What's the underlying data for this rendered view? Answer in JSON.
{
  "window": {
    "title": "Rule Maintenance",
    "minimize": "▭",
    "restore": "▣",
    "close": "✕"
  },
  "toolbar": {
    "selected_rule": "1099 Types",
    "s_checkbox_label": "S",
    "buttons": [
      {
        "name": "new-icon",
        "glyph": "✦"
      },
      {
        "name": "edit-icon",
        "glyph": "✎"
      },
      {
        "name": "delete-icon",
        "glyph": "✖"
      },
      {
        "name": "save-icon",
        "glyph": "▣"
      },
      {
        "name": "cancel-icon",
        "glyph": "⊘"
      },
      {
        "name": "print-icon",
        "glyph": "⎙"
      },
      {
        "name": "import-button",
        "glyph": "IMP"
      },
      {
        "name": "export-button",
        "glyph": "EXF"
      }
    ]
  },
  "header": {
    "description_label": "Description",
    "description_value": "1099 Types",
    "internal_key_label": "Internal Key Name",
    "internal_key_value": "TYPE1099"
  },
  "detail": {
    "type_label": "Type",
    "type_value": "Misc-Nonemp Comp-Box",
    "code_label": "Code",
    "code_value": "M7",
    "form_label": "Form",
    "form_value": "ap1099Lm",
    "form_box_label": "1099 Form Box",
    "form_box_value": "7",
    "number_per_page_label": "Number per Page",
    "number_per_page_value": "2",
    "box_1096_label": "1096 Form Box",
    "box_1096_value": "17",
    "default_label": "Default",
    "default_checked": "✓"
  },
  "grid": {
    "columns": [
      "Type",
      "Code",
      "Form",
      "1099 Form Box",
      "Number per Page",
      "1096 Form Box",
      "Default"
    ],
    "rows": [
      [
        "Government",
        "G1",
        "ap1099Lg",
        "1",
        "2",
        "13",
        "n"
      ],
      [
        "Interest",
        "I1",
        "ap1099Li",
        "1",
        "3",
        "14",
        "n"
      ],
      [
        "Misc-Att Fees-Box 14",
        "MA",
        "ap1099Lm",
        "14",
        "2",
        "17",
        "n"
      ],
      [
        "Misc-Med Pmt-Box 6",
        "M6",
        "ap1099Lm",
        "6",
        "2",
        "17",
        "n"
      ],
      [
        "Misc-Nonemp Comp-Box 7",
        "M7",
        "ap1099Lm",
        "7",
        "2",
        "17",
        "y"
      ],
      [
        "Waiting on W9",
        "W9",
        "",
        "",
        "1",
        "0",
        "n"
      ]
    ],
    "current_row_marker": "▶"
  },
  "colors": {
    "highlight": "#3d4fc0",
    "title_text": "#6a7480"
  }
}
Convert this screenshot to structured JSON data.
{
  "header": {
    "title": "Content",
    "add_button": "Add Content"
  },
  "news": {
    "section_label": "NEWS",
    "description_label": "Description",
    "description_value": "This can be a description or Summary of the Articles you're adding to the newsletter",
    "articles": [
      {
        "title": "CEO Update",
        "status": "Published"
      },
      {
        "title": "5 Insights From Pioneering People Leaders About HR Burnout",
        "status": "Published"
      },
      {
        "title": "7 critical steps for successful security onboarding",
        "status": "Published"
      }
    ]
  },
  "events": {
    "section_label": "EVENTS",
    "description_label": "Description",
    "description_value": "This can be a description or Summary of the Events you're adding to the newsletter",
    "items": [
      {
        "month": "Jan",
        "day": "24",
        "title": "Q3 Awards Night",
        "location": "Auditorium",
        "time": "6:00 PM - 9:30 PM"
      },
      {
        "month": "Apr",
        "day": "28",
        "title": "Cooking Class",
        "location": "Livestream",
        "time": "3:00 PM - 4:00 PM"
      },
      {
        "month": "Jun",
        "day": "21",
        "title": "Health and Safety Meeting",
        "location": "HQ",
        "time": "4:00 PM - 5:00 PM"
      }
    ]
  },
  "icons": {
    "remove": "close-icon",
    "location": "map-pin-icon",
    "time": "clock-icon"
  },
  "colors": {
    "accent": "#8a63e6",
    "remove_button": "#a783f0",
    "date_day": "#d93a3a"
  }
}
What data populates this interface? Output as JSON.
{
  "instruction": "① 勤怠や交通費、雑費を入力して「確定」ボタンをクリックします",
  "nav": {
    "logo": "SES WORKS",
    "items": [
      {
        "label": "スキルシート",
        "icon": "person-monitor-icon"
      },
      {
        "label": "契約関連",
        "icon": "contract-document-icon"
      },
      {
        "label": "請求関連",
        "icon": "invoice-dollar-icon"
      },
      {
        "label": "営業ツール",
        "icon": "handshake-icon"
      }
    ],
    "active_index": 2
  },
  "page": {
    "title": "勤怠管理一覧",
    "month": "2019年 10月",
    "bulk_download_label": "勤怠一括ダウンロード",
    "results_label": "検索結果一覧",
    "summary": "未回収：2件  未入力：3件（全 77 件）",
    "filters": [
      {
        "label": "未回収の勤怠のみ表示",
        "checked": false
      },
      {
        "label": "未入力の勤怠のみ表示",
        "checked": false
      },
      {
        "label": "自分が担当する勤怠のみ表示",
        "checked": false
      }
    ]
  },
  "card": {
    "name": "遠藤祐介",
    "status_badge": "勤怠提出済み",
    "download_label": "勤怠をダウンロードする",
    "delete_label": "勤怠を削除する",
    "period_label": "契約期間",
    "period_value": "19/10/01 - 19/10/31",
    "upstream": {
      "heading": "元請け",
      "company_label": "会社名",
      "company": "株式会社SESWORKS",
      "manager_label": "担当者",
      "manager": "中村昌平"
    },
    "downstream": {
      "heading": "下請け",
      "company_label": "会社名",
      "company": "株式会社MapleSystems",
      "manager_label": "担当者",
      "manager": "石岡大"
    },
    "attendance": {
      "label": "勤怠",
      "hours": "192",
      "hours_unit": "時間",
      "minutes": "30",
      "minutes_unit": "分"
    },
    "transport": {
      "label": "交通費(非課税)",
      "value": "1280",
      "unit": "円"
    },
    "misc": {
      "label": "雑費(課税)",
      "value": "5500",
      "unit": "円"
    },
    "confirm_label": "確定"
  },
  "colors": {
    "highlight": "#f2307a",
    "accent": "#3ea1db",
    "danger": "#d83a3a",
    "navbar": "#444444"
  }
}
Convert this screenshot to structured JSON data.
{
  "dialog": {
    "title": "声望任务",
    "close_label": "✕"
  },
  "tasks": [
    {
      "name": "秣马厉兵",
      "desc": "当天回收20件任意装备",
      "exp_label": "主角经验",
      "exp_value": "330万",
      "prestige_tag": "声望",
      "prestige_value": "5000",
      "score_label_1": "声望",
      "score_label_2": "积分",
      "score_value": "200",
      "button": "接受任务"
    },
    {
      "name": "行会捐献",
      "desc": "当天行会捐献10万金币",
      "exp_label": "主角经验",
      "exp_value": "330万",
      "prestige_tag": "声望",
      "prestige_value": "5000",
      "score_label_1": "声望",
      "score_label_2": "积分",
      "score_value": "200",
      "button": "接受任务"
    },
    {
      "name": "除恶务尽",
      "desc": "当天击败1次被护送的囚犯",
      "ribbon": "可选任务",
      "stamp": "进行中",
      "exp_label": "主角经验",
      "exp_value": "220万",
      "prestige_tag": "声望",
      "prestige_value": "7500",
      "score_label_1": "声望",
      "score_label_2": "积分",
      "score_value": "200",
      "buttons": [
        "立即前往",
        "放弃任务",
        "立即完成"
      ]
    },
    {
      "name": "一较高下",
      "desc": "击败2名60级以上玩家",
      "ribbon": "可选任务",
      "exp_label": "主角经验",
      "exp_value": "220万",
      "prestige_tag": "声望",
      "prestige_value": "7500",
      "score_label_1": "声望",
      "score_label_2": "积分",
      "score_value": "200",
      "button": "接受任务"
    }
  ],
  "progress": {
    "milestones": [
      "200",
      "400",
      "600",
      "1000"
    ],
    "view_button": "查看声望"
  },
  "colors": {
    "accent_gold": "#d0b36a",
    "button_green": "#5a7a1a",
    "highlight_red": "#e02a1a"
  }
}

» Exercise
From the listing above, collect each line in which the string "Nonemp" appears.

» Answer below
    "type_value": "Misc-Nonemp Comp-Box",
        "Misc-Nonemp Comp-Box 7",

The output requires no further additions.